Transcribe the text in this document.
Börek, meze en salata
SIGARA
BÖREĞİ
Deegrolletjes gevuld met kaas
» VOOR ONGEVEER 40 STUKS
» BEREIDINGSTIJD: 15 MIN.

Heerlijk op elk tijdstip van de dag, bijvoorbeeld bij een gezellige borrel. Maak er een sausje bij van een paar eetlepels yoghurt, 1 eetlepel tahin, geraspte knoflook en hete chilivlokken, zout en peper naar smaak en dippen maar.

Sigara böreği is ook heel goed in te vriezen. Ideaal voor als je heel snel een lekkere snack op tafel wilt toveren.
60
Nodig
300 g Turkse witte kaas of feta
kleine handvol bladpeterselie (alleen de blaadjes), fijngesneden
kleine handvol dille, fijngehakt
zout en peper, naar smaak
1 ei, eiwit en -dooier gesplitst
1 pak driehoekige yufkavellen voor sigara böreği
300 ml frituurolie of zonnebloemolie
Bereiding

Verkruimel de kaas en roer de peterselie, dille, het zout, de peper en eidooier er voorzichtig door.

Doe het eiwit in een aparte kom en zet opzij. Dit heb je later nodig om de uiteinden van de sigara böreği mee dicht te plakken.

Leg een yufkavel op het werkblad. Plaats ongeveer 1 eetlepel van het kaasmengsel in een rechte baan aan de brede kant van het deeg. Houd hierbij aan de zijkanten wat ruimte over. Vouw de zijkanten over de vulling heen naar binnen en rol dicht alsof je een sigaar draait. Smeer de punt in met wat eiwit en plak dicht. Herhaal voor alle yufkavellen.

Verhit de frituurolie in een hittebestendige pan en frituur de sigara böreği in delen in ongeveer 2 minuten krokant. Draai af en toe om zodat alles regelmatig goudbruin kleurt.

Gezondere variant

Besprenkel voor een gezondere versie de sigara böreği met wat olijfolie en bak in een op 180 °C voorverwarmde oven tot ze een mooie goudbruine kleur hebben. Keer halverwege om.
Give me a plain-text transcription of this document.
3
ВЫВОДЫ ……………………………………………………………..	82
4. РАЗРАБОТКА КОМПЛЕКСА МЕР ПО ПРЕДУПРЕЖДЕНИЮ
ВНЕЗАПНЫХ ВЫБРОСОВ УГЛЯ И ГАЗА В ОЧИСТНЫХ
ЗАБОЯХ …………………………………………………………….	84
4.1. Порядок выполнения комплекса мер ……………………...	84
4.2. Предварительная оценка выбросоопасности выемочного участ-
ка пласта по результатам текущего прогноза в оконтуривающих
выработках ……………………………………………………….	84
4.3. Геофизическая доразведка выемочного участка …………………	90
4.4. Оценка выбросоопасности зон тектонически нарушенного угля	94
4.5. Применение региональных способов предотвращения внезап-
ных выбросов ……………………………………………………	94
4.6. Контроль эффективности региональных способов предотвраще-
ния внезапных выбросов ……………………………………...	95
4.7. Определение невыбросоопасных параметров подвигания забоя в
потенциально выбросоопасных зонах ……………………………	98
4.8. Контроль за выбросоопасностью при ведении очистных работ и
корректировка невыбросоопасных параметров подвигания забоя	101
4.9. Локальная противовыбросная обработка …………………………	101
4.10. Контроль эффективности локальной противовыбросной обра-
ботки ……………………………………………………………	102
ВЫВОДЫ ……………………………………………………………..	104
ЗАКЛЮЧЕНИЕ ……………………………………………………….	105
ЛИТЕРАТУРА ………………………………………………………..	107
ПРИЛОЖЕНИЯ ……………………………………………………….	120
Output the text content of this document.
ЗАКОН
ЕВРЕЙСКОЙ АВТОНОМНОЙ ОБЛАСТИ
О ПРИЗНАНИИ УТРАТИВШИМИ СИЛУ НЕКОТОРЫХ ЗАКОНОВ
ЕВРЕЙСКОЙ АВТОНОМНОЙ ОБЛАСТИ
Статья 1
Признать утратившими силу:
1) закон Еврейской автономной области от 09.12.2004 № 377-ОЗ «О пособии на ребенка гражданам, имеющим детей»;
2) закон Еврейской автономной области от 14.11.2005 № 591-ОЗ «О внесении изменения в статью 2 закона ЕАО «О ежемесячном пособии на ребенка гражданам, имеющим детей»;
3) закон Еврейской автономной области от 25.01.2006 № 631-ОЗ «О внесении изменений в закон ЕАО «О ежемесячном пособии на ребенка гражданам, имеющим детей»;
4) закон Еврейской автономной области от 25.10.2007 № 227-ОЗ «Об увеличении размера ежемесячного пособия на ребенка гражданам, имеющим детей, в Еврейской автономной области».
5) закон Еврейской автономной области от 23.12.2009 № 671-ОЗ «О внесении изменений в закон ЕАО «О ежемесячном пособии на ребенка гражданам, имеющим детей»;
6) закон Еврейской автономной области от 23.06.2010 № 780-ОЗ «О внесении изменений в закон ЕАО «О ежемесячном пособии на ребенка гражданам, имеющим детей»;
• • • • •
(Exercise prompt) Take the lines from the one containing "Output the text content of this document." to the last line of the material above and write them out exactly.

(The result)
Output the text content of this document.
ЗАКОН
ЕВРЕЙСКОЙ АВТОНОМНОЙ ОБЛАСТИ
О ПРИЗНАНИИ УТРАТИВШИМИ СИЛУ НЕКОТОРЫХ ЗАКОНОВ
ЕВРЕЙСКОЙ АВТОНОМНОЙ ОБЛАСТИ
Статья 1
Признать утратившими силу:
1) закон Еврейской автономной области от 09.12.2004 № 377-ОЗ «О пособии на ребенка гражданам, имеющим детей»;
2) закон Еврейской автономной области от 14.11.2005 № 591-ОЗ «О внесении изменения в статью 2 закона ЕАО «О ежемесячном пособии на ребенка гражданам, имеющим детей»;
3) закон Еврейской автономной области от 25.01.2006 № 631-ОЗ «О внесении изменений в закон ЕАО «О ежемесячном пособии на ребенка гражданам, имеющим детей»;
4) закон Еврейской автономной области от 25.10.2007 № 227-ОЗ «Об увеличении размера ежемесячного пособия на ребенка гражданам, имеющим детей, в Еврейской автономной области».
5) закон Еврейской автономной области от 23.12.2009 № 671-ОЗ «О внесении изменений в закон ЕАО «О ежемесячном пособии на ребенка гражданам, имеющим детей»;
6) закон Еврейской автономной области от 23.06.2010 № 780-ОЗ «О внесении изменений в закон ЕАО «О ежемесячном пособии на ребенка гражданам, имеющим детей»;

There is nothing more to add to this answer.